Data tied to figure images:
·····
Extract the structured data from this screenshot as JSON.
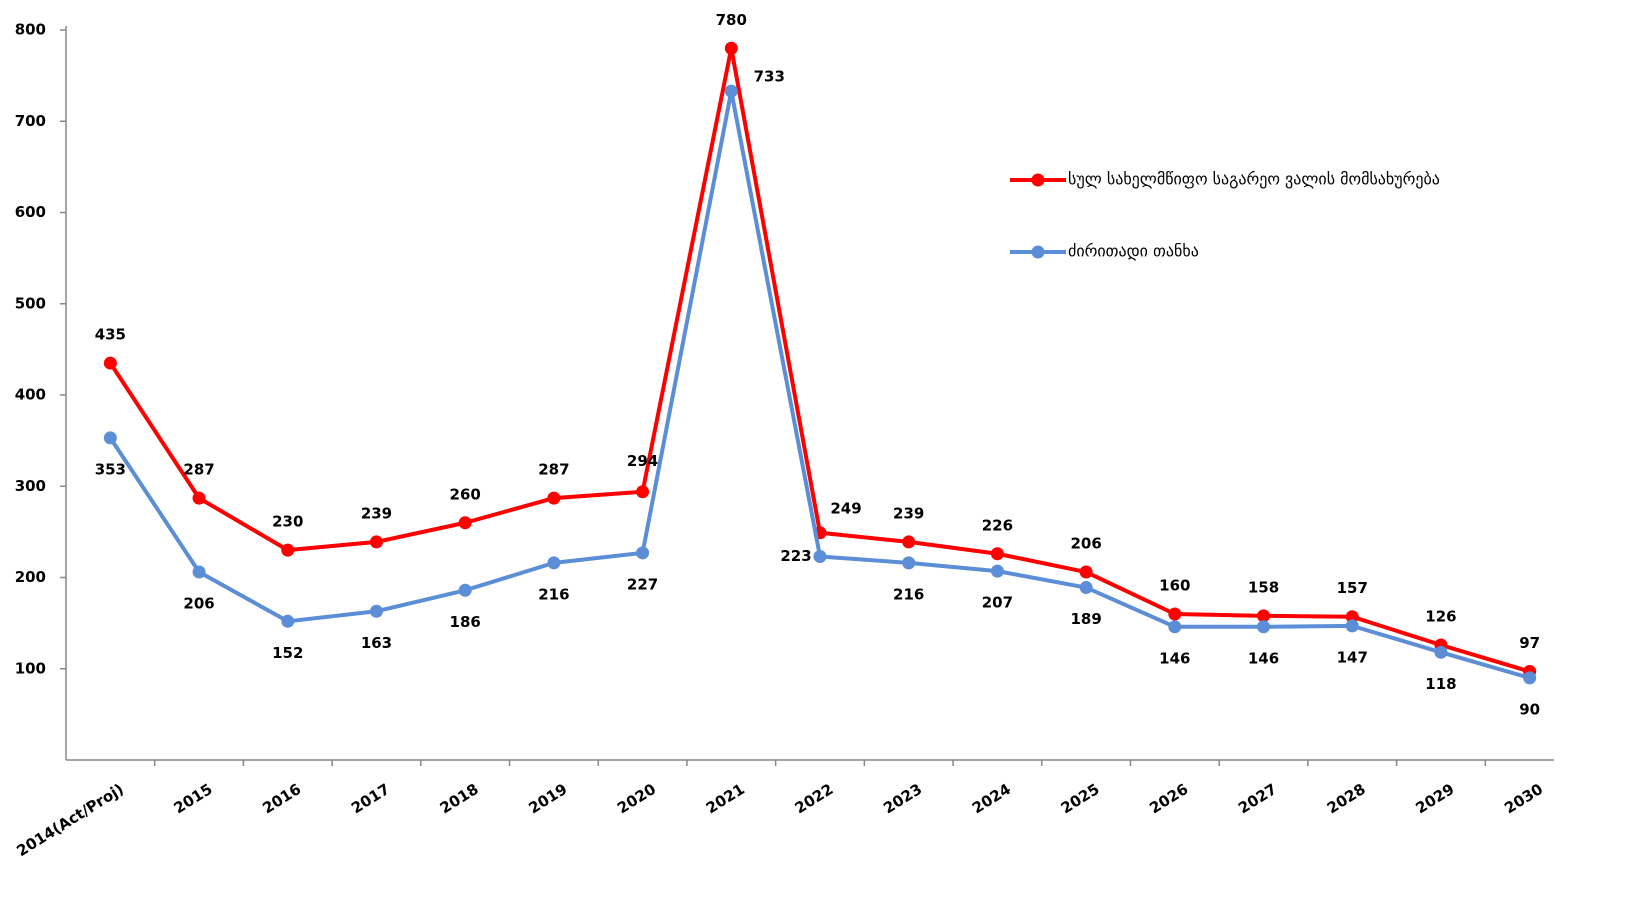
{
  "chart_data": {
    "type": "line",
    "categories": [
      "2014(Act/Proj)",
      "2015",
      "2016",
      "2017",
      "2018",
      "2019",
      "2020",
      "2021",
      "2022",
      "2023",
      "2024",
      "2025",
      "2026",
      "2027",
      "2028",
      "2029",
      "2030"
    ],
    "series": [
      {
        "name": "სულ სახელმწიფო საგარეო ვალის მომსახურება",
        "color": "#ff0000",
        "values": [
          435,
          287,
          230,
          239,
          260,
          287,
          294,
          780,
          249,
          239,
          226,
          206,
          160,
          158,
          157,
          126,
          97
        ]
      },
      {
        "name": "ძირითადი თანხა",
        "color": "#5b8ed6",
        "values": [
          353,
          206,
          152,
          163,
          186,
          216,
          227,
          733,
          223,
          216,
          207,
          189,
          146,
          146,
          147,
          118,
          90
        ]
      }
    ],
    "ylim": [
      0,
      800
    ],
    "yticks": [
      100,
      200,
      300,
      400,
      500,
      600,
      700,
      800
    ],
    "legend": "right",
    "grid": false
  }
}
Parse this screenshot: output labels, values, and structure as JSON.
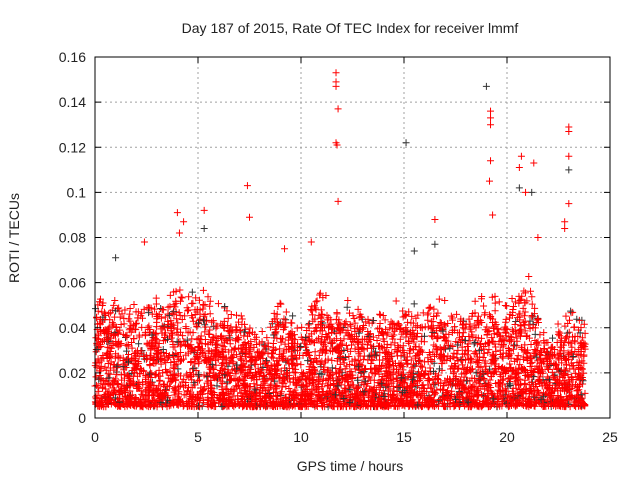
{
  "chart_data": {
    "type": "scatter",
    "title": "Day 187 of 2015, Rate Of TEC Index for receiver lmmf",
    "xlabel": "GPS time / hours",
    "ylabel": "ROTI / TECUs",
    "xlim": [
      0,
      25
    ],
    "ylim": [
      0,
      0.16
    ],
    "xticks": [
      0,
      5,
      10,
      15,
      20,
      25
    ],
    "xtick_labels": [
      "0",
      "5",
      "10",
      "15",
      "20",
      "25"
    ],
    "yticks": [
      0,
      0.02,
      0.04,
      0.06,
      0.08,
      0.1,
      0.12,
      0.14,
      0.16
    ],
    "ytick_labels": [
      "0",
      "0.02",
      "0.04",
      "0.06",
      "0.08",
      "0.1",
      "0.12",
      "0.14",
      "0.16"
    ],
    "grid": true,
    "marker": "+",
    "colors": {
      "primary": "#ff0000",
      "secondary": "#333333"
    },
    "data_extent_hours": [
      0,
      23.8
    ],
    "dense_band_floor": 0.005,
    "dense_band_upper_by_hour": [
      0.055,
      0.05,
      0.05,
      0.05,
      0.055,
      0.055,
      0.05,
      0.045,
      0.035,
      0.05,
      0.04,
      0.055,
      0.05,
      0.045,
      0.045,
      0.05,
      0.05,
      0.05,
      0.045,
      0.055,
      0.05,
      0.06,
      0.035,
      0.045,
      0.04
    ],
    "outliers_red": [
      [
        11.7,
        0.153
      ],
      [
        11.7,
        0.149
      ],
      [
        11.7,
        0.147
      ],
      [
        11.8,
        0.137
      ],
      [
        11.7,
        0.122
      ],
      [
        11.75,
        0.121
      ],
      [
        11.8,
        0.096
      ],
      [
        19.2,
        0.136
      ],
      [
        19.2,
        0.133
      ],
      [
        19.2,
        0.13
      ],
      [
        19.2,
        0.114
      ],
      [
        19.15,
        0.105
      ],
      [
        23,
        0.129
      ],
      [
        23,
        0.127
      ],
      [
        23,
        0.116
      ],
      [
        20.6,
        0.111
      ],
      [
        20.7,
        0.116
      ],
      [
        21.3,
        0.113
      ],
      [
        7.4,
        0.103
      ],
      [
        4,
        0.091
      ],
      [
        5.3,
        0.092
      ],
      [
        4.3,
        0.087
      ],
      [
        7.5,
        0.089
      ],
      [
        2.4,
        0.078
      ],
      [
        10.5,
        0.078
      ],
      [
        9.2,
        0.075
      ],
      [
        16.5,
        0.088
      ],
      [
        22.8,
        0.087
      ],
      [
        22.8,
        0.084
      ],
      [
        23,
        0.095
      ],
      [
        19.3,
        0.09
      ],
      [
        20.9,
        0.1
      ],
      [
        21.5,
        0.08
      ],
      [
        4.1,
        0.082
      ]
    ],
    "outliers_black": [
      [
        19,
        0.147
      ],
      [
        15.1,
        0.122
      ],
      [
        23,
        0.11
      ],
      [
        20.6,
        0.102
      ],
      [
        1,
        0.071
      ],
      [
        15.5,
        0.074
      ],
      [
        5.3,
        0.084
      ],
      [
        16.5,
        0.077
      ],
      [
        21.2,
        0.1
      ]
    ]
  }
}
·····
TASK
Your copy should hold every record word for word and none of the pictures.

IN RESPONSE
Extract the structured data from this screenshot as JSON.
{
  "chart_data": {
    "type": "line",
    "categories": [
      "2014(Act/Proj)",
      "2015",
      "2016",
      "2017",
      "2018",
      "2019",
      "2020",
      "2021",
      "2022",
      "2023",
      "2024",
      "2025",
      "2026",
      "2027",
      "2028",
      "2029",
      "2030"
    ],
    "series": [
      {
        "name": "სულ სახელმწიფო საგარეო ვალის მომსახურება",
        "color": "#ff0000",
        "values": [
          435,
          287,
          230,
          239,
          260,
          287,
          294,
          780,
          249,
          239,
          226,
          206,
          160,
          158,
          157,
          126,
          97
        ]
      },
      {
        "name": "ძირითადი თანხა",
        "color": "#5b8ed6",
        "values": [
          353,
          206,
          152,
          163,
          186,
          216,
          227,
          733,
          223,
          216,
          207,
          189,
          146,
          146,
          147,
          118,
          90
        ]
      }
    ],
    "ylim": [
      0,
      800
    ],
    "yticks": [
      100,
      200,
      300,
      400,
      500,
      600,
      700,
      800
    ],
    "legend": "right",
    "grid": false
  }
}
Parse this screenshot: output labels, values, and structure as JSON.
{
  "chart_data": {
    "type": "scatter",
    "title": "Day 187 of 2015, Rate Of TEC Index for receiver lmmf",
    "xlabel": "GPS time / hours",
    "ylabel": "ROTI / TECUs",
    "xlim": [
      0,
      25
    ],
    "ylim": [
      0,
      0.16
    ],
    "xticks": [
      0,
      5,
      10,
      15,
      20,
      25
    ],
    "xtick_labels": [
      "0",
      "5",
      "10",
      "15",
      "20",
      "25"
    ],
    "yticks": [
      0,
      0.02,
      0.04,
      0.06,
      0.08,
      0.1,
      0.12,
      0.14,
      0.16
    ],
    "ytick_labels": [
      "0",
      "0.02",
      "0.04",
      "0.06",
      "0.08",
      "0.1",
      "0.12",
      "0.14",
      "0.16"
    ],
    "grid": true,
    "marker": "+",
    "colors": {
      "primary": "#ff0000",
      "secondary": "#333333"
    },
    "data_extent_hours": [
      0,
      23.8
    ],
    "dense_band_floor": 0.005,
    "dense_band_upper_by_hour": [
      0.055,
      0.05,
      0.05,
      0.05,
      0.055,
      0.055,
      0.05,
      0.045,
      0.035,
      0.05,
      0.04,
      0.055,
      0.05,
      0.045,
      0.045,
      0.05,
      0.05,
      0.05,
      0.045,
      0.055,
      0.05,
      0.06,
      0.035,
      0.045,
      0.04
    ],
    "outliers_red": [
      [
        11.7,
        0.153
      ],
      [
        11.7,
        0.149
      ],
      [
        11.7,
        0.147
      ],
      [
        11.8,
        0.137
      ],
      [
        11.7,
        0.122
      ],
      [
        11.75,
        0.121
      ],
      [
        11.8,
        0.096
      ],
      [
        19.2,
        0.136
      ],
      [
        19.2,
        0.133
      ],
      [
        19.2,
        0.13
      ],
      [
        19.2,
        0.114
      ],
      [
        19.15,
        0.105
      ],
      [
        23,
        0.129
      ],
      [
        23,
        0.127
      ],
      [
        23,
        0.116
      ],
      [
        20.6,
        0.111
      ],
      [
        20.7,
        0.116
      ],
      [
        21.3,
        0.113
      ],
      [
        7.4,
        0.103
      ],
      [
        4,
        0.091
      ],
      [
        5.3,
        0.092
      ],
      [
        4.3,
        0.087
      ],
      [
        7.5,
        0.089
      ],
      [
        2.4,
        0.078
      ],
      [
        10.5,
        0.078
      ],
      [
        9.2,
        0.075
      ],
      [
        16.5,
        0.088
      ],
      [
        22.8,
        0.087
      ],
      [
        22.8,
        0.084
      ],
      [
        23,
        0.095
      ],
      [
        19.3,
        0.09
      ],
      [
        20.9,
        0.1
      ],
      [
        21.5,
        0.08
      ],
      [
        4.1,
        0.082
      ]
    ],
    "outliers_black": [
      [
        19,
        0.147
      ],
      [
        15.1,
        0.122
      ],
      [
        23,
        0.11
      ],
      [
        20.6,
        0.102
      ],
      [
        1,
        0.071
      ],
      [
        15.5,
        0.074
      ],
      [
        5.3,
        0.084
      ],
      [
        16.5,
        0.077
      ],
      [
        21.2,
        0.1
      ]
    ]
  }
}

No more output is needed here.